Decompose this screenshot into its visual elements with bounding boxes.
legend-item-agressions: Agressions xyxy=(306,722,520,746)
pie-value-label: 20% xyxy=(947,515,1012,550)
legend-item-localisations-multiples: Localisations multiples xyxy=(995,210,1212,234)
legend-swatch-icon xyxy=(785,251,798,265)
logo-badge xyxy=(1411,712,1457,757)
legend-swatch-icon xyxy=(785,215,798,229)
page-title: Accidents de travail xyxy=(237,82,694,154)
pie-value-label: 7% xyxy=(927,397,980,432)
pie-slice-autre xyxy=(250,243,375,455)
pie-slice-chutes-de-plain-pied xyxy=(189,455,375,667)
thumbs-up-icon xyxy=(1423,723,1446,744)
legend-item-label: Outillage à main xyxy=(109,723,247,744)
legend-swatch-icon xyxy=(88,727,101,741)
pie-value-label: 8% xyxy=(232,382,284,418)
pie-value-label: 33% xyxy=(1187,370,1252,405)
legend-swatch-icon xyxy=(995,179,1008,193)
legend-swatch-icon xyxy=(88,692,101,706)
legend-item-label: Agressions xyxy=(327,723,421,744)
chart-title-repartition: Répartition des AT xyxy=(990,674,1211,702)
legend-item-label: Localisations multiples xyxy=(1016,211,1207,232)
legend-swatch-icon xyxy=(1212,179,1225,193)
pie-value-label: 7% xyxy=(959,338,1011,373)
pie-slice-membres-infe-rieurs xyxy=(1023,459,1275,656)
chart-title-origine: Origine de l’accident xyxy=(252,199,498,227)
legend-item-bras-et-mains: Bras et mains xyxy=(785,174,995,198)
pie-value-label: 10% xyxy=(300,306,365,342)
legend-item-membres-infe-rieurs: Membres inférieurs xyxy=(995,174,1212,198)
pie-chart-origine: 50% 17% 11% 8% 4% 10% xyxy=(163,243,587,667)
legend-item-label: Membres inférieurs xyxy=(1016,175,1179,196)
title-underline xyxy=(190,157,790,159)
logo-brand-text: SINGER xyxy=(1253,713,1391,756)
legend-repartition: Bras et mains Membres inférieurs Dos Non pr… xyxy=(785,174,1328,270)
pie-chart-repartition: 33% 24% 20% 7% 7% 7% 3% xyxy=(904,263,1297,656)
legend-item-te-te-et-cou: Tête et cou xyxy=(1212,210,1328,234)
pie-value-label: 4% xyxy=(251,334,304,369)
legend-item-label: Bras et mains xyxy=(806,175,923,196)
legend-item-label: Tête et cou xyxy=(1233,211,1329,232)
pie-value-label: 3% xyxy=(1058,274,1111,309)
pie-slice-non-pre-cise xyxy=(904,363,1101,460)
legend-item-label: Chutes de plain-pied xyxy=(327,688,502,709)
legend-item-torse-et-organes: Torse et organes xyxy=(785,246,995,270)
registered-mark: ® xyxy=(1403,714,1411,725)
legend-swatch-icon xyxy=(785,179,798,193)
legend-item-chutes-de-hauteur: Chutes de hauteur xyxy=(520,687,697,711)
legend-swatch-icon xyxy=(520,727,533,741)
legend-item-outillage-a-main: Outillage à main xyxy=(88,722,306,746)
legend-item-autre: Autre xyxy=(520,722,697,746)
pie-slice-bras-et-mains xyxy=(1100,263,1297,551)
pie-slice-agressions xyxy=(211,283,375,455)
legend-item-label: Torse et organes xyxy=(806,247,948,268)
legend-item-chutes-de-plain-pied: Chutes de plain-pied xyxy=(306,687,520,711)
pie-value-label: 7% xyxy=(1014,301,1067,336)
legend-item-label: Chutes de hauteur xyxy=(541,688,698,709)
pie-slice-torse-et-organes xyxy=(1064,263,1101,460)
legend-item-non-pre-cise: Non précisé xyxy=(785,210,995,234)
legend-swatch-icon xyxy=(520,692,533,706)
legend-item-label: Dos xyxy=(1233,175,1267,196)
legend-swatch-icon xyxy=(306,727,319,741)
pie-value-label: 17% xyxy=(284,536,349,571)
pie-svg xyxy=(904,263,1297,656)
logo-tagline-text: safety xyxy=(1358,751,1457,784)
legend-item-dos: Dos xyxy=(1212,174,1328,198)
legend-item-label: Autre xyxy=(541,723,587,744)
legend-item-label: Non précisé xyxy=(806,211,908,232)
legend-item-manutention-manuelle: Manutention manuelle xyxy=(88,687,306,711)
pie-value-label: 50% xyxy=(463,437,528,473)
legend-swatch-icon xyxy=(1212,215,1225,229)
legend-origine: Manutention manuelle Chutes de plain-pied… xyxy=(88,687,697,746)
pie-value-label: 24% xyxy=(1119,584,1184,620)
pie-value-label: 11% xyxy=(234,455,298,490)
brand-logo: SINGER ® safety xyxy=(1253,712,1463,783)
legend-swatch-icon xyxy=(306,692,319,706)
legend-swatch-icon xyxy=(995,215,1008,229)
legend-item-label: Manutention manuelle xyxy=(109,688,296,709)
•••
Brief » Count the lines in the material above that contain the string "pied", and reply with only that number.

Exercise output » 4